■ **AIM**
Track down every line below that holds "label" and copy it.

■ **MATERIAL PROVIDED**
#####

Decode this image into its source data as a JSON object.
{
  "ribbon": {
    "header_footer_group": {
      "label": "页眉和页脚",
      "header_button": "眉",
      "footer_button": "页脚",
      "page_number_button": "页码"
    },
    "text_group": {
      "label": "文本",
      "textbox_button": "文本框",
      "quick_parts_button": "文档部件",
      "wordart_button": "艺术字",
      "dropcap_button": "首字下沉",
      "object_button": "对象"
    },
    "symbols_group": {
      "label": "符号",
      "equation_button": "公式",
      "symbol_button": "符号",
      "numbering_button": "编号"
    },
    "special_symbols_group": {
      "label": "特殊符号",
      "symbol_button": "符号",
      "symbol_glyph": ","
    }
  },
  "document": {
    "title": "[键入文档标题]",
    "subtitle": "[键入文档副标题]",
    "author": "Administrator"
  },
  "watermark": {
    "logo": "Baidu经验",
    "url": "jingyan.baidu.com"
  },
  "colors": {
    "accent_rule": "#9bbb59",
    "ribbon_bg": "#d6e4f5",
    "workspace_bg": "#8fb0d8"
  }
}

#####

■ **RESULT**
      "label": "页眉和页脚",
      "label": "文本",
      "label": "符号",
      "label": "特殊符号",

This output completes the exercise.